= DATA SUPPLIED =
## START

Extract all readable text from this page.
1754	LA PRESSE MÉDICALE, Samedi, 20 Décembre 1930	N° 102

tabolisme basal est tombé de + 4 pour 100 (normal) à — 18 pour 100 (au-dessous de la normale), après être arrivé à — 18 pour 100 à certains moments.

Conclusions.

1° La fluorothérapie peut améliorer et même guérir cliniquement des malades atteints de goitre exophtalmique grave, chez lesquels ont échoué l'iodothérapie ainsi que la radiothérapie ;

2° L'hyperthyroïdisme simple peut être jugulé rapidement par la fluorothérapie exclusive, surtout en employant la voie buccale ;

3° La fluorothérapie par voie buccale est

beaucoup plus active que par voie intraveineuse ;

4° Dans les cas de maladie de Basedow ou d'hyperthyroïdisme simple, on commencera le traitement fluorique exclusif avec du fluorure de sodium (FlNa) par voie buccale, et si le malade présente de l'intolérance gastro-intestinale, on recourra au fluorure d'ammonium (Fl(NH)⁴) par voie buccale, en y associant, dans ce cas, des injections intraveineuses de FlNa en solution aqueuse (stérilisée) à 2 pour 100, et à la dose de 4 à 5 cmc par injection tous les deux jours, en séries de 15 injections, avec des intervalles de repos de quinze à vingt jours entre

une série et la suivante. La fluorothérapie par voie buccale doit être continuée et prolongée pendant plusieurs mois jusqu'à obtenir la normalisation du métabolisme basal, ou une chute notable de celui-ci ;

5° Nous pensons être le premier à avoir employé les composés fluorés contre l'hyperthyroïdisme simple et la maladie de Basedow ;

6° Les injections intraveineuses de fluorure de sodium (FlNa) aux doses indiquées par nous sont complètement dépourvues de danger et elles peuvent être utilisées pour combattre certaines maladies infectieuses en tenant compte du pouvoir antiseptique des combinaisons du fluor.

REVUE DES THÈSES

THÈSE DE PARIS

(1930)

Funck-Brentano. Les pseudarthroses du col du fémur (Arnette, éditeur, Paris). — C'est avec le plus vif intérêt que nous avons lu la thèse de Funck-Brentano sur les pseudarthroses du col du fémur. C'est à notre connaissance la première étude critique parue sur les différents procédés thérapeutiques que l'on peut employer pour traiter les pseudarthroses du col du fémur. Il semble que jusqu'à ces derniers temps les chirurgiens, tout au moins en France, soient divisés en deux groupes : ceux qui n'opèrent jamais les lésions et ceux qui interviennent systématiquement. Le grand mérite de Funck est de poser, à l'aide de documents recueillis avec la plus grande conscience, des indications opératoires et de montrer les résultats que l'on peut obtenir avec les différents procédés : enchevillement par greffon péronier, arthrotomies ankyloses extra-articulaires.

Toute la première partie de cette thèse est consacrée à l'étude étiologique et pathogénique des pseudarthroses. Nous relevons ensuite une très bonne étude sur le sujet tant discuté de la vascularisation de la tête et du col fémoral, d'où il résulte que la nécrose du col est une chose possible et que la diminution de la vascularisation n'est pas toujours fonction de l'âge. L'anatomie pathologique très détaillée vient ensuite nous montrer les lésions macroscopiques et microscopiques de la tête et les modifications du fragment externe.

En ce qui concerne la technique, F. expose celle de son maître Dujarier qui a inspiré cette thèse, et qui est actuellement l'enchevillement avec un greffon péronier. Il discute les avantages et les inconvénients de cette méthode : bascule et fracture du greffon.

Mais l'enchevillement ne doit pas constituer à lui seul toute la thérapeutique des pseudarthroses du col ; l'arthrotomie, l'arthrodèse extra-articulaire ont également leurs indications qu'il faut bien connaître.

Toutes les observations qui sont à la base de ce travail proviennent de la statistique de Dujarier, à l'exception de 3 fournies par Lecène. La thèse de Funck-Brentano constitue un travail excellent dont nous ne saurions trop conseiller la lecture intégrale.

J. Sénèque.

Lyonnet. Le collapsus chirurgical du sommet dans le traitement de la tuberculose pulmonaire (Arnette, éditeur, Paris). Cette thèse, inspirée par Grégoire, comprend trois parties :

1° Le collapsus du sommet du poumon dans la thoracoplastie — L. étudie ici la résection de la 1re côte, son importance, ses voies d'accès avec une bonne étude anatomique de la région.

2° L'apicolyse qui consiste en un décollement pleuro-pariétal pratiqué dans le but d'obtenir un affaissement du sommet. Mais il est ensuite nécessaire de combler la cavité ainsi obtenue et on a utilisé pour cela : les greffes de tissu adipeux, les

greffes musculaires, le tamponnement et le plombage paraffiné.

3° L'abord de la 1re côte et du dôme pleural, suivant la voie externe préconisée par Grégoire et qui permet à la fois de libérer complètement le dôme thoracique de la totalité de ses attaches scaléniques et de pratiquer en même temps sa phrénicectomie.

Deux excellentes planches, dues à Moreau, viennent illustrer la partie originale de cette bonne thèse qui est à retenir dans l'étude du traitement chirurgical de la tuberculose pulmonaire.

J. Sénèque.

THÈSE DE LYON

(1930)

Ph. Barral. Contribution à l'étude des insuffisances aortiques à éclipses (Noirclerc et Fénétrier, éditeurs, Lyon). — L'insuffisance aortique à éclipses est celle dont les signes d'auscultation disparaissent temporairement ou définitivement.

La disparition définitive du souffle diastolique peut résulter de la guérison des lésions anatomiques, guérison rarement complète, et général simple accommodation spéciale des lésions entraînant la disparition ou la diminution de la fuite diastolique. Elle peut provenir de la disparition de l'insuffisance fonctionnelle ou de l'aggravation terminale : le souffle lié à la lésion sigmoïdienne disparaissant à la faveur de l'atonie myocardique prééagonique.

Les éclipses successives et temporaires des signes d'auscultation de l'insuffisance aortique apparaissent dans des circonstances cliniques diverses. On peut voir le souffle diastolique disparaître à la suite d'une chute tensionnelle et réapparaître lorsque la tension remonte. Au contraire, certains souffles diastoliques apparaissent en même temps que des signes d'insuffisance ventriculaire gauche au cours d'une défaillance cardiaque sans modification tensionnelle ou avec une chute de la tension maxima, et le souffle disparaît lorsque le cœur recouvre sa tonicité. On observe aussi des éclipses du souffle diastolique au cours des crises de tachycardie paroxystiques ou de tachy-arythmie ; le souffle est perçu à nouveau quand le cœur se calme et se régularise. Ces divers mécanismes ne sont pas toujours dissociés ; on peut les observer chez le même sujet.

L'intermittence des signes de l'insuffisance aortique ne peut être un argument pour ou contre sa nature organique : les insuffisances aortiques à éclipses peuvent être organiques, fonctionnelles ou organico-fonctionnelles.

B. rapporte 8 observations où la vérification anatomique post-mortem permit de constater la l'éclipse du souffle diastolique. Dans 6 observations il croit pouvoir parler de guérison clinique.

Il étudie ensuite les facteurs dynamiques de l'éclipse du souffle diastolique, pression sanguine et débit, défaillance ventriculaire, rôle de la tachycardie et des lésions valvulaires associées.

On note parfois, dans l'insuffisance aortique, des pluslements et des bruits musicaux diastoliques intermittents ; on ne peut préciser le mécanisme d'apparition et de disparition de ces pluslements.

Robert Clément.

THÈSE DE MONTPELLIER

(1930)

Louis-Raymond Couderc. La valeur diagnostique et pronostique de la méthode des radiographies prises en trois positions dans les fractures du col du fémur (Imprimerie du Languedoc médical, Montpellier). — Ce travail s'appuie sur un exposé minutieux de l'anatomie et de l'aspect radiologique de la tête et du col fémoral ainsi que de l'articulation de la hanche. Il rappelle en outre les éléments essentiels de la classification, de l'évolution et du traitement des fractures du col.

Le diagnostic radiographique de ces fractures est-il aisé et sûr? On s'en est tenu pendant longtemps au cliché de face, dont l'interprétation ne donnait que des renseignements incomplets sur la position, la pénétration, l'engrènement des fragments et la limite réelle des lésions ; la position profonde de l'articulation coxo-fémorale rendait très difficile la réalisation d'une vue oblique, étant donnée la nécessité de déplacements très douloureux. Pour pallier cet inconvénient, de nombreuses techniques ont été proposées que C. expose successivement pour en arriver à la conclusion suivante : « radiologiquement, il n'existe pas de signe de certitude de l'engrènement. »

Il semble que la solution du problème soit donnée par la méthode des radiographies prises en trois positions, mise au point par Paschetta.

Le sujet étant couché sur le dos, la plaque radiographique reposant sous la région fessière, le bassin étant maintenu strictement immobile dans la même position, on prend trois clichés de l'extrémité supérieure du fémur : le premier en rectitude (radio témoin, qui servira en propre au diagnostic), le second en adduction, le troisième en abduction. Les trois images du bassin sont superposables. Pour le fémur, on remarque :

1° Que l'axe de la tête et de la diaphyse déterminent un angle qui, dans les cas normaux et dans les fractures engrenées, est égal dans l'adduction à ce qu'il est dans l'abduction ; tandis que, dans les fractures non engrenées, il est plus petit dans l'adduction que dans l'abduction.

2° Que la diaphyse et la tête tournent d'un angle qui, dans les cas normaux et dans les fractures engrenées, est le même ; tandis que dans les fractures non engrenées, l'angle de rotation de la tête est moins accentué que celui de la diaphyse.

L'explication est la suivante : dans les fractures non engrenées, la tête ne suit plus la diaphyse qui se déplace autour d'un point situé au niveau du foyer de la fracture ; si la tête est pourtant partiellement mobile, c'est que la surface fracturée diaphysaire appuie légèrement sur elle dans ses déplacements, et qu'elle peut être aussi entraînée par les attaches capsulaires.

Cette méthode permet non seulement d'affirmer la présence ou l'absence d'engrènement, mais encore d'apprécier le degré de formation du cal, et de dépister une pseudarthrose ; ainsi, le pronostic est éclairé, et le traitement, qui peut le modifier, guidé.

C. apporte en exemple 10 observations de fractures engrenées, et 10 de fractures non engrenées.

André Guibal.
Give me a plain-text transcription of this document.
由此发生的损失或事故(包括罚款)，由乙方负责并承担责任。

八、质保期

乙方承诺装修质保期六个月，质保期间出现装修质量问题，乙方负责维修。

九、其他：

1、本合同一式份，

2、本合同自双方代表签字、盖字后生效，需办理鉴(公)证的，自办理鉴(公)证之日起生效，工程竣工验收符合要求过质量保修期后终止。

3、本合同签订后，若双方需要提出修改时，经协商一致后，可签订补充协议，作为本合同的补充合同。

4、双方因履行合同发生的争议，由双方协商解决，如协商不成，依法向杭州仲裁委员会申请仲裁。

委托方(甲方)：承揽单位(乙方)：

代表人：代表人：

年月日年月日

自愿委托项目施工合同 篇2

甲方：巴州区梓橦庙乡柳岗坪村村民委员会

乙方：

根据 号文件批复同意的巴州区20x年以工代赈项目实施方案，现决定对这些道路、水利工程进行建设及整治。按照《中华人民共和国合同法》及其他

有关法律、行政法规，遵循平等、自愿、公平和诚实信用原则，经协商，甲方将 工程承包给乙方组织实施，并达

## END

= WHAT IS NEEDED =
Retype only the lines running from the line with "Give me a plain-text" to the end of the listing, including both of those lines.

= CORRECT ANSWER =
Give me a plain-text transcription of this document.
由此发生的损失或事故(包括罚款)，由乙方负责并承担责任。

八、质保期

乙方承诺装修质保期六个月，质保期间出现装修质量问题，乙方负责维修。

九、其他：

1、本合同一式份，

2、本合同自双方代表签字、盖字后生效，需办理鉴(公)证的，自办理鉴(公)证之日起生效，工程竣工验收符合要求过质量保修期后终止。

3、本合同签订后，若双方需要提出修改时，经协商一致后，可签订补充协议，作为本合同的补充合同。

4、双方因履行合同发生的争议，由双方协商解决，如协商不成，依法向杭州仲裁委员会申请仲裁。

委托方(甲方)：承揽单位(乙方)：

代表人：代表人：

年月日年月日

自愿委托项目施工合同 篇2

甲方：巴州区梓橦庙乡柳岗坪村村民委员会

乙方：

根据 号文件批复同意的巴州区20x年以工代赈项目实施方案，现决定对这些道路、水利工程进行建设及整治。按照《中华人民共和国合同法》及其他

有关法律、行政法规，遵循平等、自愿、公平和诚实信用原则，经协商，甲方将 工程承包给乙方组织实施，并达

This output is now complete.